(Stored entries)
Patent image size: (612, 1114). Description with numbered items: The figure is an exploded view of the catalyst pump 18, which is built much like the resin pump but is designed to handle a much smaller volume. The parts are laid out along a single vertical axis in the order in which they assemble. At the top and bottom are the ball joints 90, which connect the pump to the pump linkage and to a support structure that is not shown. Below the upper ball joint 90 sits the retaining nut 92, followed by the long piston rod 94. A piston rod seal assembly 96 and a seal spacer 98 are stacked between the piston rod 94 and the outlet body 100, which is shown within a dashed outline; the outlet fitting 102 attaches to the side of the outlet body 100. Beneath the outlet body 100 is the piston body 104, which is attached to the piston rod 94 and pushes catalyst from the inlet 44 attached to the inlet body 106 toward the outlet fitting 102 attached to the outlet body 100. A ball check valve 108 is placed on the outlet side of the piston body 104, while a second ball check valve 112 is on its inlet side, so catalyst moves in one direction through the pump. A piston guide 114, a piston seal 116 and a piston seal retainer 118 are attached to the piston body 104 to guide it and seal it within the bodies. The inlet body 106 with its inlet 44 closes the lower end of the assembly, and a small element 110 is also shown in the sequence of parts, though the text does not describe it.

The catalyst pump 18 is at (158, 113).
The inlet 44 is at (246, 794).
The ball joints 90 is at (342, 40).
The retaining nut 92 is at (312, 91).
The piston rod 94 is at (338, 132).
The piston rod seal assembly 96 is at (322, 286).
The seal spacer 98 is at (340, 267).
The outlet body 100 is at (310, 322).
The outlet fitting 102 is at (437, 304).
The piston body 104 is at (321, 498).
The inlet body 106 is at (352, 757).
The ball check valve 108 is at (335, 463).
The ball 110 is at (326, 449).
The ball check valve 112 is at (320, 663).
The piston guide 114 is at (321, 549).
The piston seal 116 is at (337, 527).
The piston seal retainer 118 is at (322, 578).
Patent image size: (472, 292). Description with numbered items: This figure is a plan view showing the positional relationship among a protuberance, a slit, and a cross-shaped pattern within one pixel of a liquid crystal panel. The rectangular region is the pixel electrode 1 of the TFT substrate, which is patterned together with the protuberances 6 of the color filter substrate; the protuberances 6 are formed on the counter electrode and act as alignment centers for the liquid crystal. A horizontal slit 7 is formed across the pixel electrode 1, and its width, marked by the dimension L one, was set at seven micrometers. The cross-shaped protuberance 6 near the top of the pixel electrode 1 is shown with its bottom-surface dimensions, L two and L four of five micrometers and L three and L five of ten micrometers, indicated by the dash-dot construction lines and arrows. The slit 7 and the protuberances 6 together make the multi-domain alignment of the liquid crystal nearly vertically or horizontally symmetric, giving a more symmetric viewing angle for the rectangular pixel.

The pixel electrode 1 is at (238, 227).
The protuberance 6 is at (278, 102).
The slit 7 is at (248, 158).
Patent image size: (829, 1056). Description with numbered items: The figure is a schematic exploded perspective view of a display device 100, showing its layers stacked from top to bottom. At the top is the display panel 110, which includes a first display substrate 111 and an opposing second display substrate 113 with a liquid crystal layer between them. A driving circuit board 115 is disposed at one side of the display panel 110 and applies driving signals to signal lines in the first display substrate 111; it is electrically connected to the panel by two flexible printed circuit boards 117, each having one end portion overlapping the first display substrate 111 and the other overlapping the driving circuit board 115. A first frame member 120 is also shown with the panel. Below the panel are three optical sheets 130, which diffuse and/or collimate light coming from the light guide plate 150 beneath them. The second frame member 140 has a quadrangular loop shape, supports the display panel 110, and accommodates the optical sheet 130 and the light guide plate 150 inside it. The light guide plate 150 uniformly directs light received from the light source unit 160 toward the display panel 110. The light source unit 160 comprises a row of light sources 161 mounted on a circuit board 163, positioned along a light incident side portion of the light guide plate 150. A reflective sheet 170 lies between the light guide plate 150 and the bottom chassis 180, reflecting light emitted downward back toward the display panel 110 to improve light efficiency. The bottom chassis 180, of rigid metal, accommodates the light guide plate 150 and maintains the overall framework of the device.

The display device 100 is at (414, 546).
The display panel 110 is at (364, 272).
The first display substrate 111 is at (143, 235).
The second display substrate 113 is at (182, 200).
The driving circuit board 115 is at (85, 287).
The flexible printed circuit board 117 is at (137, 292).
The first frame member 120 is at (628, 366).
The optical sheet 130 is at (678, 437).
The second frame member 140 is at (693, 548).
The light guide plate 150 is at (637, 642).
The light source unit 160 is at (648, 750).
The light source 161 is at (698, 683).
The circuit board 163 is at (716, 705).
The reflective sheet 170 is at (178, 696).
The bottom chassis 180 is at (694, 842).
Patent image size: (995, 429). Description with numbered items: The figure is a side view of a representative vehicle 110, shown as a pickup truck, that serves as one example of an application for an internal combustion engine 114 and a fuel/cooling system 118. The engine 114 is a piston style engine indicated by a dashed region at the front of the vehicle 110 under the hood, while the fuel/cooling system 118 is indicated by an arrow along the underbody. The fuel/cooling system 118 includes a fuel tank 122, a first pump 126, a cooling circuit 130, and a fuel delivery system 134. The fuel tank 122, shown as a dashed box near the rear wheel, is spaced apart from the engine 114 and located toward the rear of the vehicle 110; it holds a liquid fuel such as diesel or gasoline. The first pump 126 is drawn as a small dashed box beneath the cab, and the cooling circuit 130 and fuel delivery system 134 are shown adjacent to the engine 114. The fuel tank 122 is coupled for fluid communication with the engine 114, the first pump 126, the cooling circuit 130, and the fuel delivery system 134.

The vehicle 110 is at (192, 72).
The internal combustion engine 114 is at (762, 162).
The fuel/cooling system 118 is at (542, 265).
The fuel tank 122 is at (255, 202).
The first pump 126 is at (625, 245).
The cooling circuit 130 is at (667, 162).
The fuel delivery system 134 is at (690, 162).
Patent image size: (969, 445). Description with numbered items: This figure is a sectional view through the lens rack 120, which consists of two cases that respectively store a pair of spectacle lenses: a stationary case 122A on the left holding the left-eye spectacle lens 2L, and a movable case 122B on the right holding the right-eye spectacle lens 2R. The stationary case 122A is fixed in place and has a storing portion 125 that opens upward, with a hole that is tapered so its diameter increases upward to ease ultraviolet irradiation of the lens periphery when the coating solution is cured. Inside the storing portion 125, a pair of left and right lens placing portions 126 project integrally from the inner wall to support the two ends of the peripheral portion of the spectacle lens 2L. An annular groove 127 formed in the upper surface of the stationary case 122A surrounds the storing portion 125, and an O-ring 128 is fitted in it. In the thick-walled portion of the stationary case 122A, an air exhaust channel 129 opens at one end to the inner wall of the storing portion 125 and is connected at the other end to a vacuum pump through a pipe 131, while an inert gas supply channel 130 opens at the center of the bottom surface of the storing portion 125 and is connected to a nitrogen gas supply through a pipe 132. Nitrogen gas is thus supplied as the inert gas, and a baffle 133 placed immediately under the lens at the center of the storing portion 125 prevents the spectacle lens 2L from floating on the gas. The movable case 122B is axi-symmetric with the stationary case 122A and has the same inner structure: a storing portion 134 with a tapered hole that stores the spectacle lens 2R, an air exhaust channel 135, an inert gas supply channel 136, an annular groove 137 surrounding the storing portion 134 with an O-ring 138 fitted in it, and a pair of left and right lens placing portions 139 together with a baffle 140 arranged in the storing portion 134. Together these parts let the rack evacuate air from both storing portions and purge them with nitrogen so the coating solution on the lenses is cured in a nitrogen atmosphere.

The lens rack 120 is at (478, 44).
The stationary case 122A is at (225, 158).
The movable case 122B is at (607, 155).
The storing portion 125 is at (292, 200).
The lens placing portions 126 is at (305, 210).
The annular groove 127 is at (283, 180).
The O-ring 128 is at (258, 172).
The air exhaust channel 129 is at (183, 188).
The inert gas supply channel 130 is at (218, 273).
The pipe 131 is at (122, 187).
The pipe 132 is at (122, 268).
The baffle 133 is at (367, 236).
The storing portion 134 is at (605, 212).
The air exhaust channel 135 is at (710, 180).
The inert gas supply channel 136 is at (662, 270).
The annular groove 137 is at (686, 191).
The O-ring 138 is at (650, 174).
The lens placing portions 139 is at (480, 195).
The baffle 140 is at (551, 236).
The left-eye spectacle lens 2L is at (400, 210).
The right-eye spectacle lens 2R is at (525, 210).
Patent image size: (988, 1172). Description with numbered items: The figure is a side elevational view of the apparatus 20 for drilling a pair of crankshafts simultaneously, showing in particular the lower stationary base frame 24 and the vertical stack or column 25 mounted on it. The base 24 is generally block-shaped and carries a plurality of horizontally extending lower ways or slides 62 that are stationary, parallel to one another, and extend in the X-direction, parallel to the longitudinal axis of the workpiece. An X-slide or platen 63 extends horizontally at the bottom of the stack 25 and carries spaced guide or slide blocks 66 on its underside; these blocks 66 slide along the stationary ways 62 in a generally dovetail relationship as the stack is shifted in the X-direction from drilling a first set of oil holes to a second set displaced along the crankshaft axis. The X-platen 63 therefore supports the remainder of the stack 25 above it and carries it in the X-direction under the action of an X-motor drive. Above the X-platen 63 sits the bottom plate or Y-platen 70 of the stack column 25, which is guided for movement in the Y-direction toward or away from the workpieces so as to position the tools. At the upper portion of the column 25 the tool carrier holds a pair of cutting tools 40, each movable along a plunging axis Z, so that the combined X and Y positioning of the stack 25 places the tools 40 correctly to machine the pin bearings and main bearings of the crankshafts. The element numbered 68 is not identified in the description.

# REQUIREMENTS:
How many lines of the listing above contain the string "slit"? Reply with the number only.

# OUTPUT:
2